--- STATED TASK ---
Your job is to restate each entry word for word.

..............................

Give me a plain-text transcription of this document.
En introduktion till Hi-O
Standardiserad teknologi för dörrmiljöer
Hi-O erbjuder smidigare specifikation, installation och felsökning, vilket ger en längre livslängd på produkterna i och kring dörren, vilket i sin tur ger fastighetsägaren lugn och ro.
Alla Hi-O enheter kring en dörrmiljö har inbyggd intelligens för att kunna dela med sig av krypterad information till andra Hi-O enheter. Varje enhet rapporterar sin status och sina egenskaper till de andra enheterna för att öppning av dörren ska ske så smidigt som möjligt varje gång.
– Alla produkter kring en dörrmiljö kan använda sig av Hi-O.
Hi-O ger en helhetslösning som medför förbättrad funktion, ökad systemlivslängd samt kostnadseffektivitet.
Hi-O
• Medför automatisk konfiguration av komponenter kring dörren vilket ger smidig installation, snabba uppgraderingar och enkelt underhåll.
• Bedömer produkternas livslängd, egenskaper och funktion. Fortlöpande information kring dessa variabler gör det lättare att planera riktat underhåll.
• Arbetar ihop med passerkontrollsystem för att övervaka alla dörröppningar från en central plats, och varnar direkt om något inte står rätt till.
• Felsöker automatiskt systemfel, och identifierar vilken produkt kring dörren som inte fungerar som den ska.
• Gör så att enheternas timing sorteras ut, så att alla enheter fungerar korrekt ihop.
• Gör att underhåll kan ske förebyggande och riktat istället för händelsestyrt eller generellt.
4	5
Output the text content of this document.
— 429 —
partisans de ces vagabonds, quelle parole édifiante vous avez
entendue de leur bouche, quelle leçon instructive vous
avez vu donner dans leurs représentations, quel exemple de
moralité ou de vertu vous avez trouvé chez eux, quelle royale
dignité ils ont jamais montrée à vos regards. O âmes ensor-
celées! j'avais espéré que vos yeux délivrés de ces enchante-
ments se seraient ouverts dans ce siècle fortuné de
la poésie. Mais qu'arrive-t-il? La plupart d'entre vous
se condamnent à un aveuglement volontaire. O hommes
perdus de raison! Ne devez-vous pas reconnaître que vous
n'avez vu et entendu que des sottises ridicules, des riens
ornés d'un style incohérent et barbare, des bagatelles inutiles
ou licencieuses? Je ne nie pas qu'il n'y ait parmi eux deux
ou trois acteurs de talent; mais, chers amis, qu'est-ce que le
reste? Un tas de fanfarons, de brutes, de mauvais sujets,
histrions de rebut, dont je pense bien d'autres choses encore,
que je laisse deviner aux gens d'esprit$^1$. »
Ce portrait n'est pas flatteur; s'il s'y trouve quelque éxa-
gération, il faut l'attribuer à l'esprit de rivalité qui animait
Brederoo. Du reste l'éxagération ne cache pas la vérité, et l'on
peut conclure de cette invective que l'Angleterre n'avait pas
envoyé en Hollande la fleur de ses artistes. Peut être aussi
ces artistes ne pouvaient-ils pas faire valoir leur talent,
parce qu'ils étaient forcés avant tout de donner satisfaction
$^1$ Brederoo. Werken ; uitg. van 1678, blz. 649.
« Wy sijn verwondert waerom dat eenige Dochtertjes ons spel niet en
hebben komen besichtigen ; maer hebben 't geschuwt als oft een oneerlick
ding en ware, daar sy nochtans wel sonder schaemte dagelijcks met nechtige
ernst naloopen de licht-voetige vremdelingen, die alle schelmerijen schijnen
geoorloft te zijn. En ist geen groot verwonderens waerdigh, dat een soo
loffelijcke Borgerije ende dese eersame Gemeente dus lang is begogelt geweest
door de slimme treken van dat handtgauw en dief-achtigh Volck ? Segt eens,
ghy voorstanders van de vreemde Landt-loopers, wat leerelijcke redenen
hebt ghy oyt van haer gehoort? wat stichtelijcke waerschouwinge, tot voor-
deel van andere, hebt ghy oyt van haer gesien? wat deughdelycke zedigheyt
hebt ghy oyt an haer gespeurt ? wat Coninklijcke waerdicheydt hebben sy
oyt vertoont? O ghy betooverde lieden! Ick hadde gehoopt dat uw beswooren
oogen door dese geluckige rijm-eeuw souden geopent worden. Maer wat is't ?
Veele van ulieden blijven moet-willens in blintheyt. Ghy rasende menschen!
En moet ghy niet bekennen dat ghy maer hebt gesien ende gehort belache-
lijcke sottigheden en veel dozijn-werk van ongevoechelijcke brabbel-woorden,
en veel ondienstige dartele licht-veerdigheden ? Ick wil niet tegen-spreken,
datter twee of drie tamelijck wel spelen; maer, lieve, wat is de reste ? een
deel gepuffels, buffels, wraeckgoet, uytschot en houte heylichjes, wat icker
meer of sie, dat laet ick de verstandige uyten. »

..............................

--- WRITTEN ANSWER ---
Give me a plain-text transcription of this document.
En introduktion till Hi-O
Standardiserad teknologi för dörrmiljöer
Hi-O erbjuder smidigare specifikation, installation och felsökning, vilket ger en längre livslängd på produkterna i och kring dörren, vilket i sin tur ger fastighetsägaren lugn och ro.
Alla Hi-O enheter kring en dörrmiljö har inbyggd intelligens för att kunna dela med sig av krypterad information till andra Hi-O enheter. Varje enhet rapporterar sin status och sina egenskaper till de andra enheterna för att öppning av dörren ska ske så smidigt som möjligt varje gång.
– Alla produkter kring en dörrmiljö kan använda sig av Hi-O.
Hi-O ger en helhetslösning som medför förbättrad funktion, ökad systemlivslängd samt kostnadseffektivitet.
Hi-O
• Medför automatisk konfiguration av komponenter kring dörren vilket ger smidig installation, snabba uppgraderingar och enkelt underhåll.
• Bedömer produkternas livslängd, egenskaper och funktion. Fortlöpande information kring dessa variabler gör det lättare att planera riktat underhåll.
• Arbetar ihop med passerkontrollsystem för att övervaka alla dörröppningar från en central plats, och varnar direkt om något inte står rätt till.
• Felsöker automatiskt systemfel, och identifierar vilken produkt kring dörren som inte fungerar som den ska.
• Gör så att enheternas timing sorteras ut, så att alla enheter fungerar korrekt ihop.
• Gör att underhåll kan ske förebyggande och riktat istället för händelsestyrt eller generellt.
4	5
Output the text content of this document.
— 429 —
partisans de ces vagabonds, quelle parole édifiante vous avez
entendue de leur bouche, quelle leçon instructive vous
avez vu donner dans leurs représentations, quel exemple de
moralité ou de vertu vous avez trouvé chez eux, quelle royale
dignité ils ont jamais montrée à vos regards. O âmes ensor-
celées! j'avais espéré que vos yeux délivrés de ces enchante-
ments se seraient ouverts dans ce siècle fortuné de
la poésie. Mais qu'arrive-t-il? La plupart d'entre vous
se condamnent à un aveuglement volontaire. O hommes
perdus de raison! Ne devez-vous pas reconnaître que vous
n'avez vu et entendu que des sottises ridicules, des riens
ornés d'un style incohérent et barbare, des bagatelles inutiles
ou licencieuses? Je ne nie pas qu'il n'y ait parmi eux deux
ou trois acteurs de talent; mais, chers amis, qu'est-ce que le
reste? Un tas de fanfarons, de brutes, de mauvais sujets,
histrions de rebut, dont je pense bien d'autres choses encore,
que je laisse deviner aux gens d'esprit$^1$. »
Ce portrait n'est pas flatteur; s'il s'y trouve quelque éxa-
gération, il faut l'attribuer à l'esprit de rivalité qui animait
Brederoo. Du reste l'éxagération ne cache pas la vérité, et l'on
peut conclure de cette invective que l'Angleterre n'avait pas
envoyé en Hollande la fleur de ses artistes. Peut être aussi
ces artistes ne pouvaient-ils pas faire valoir leur talent,
parce qu'ils étaient forcés avant tout de donner satisfaction
$^1$ Brederoo. Werken ; uitg. van 1678, blz. 649.
« Wy sijn verwondert waerom dat eenige Dochtertjes ons spel niet en
hebben komen besichtigen ; maer hebben 't geschuwt als oft een oneerlick
ding en ware, daar sy nochtans wel sonder schaemte dagelijcks met nechtige
ernst naloopen de licht-voetige vremdelingen, die alle schelmerijen schijnen
geoorloft te zijn. En ist geen groot verwonderens waerdigh, dat een soo
loffelijcke Borgerije ende dese eersame Gemeente dus lang is begogelt geweest
door de slimme treken van dat handtgauw en dief-achtigh Volck ? Segt eens,
ghy voorstanders van de vreemde Landt-loopers, wat leerelijcke redenen
hebt ghy oyt van haer gehoort? wat stichtelijcke waerschouwinge, tot voor-
deel van andere, hebt ghy oyt van haer gesien? wat deughdelycke zedigheyt
hebt ghy oyt an haer gespeurt ? wat Coninklijcke waerdicheydt hebben sy
oyt vertoont? O ghy betooverde lieden! Ick hadde gehoopt dat uw beswooren
oogen door dese geluckige rijm-eeuw souden geopent worden. Maer wat is't ?
Veele van ulieden blijven moet-willens in blintheyt. Ghy rasende menschen!
En moet ghy niet bekennen dat ghy maer hebt gesien ende gehort belache-
lijcke sottigheden en veel dozijn-werk van ongevoechelijcke brabbel-woorden,
en veel ondienstige dartele licht-veerdigheden ? Ick wil niet tegen-spreken,
datter twee of drie tamelijck wel spelen; maer, lieve, wat is de reste ? een
deel gepuffels, buffels, wraeckgoet, uytschot en houte heylichjes, wat icker
meer of sie, dat laet ick de verstandige uyten. »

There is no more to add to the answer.